DIRECTIONS FOR THIS TASK
Return all of the data exactly, with nothing left out but the pictures.

EXTRACTED DATA
┌──

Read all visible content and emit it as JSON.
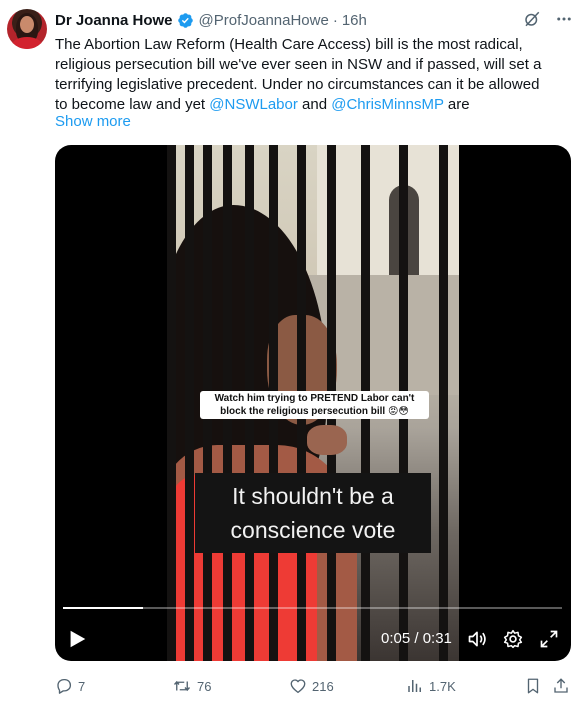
{
  "tweet": {
    "author_name": "Dr Joanna Howe",
    "handle": "@ProfJoannaHowe",
    "separator": "·",
    "time": "16h",
    "text_lines": [
      "The Abortion Law Reform (Health Care Access) bill is the most radical,",
      "religious persecution bill we've ever seen in NSW and if passed, will set a",
      "terrifying legislative precedent. Under no circumstances can it be allowed",
      "to become law and yet "
    ],
    "mention_1": "@NSWLabor",
    "connector": " and ",
    "mention_2": "@ChrisMinnsMP",
    "trailing": " are",
    "show_more": "Show more"
  },
  "video": {
    "overlay_line_1": "Watch him trying to PRETEND Labor can't",
    "overlay_line_2": "block the religious persecution bill 😡😳",
    "subtitle_line_1": "It shouldn't be a",
    "subtitle_line_2": "conscience vote",
    "time_display": "0:05 / 0:31",
    "progress_fraction": 0.16
  },
  "actions": {
    "replies": "7",
    "reposts": "76",
    "likes": "216",
    "views": "1.7K"
  },
  "colors": {
    "accent": "#1d9bf0",
    "muted": "#536471",
    "text": "#0f1419"
  },
  "icons": {
    "verified": "verified-badge-icon",
    "grok": "grok-icon",
    "more": "more-icon",
    "reply": "reply-icon",
    "repost": "repost-icon",
    "like": "like-icon",
    "views": "views-icon",
    "bookmark": "bookmark-icon",
    "share": "share-icon",
    "play": "play-icon",
    "volume": "volume-icon",
    "settings": "settings-icon",
    "fullscreen": "fullscreen-icon"
  }
}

└──

RESPONSE TO THIS EXERCISE
Read all visible content and emit it as JSON.
{
  "tweet": {
    "author_name": "Dr Joanna Howe",
    "handle": "@ProfJoannaHowe",
    "separator": "·",
    "time": "16h",
    "text_lines": [
      "The Abortion Law Reform (Health Care Access) bill is the most radical,",
      "religious persecution bill we've ever seen in NSW and if passed, will set a",
      "terrifying legislative precedent. Under no circumstances can it be allowed",
      "to become law and yet "
    ],
    "mention_1": "@NSWLabor",
    "connector": " and ",
    "mention_2": "@ChrisMinnsMP",
    "trailing": " are",
    "show_more": "Show more"
  },
  "video": {
    "overlay_line_1": "Watch him trying to PRETEND Labor can't",
    "overlay_line_2": "block the religious persecution bill 😡😳",
    "subtitle_line_1": "It shouldn't be a",
    "subtitle_line_2": "conscience vote",
    "time_display": "0:05 / 0:31",
    "progress_fraction": 0.16
  },
  "actions": {
    "replies": "7",
    "reposts": "76",
    "likes": "216",
    "views": "1.7K"
  },
  "colors": {
    "accent": "#1d9bf0",
    "muted": "#536471",
    "text": "#0f1419"
  },
  "icons": {
    "verified": "verified-badge-icon",
    "grok": "grok-icon",
    "more": "more-icon",
    "reply": "reply-icon",
    "repost": "repost-icon",
    "like": "like-icon",
    "views": "views-icon",
    "bookmark": "bookmark-icon",
    "share": "share-icon",
    "play": "play-icon",
    "volume": "volume-icon",
    "settings": "settings-icon",
    "fullscreen": "fullscreen-icon"
  }
}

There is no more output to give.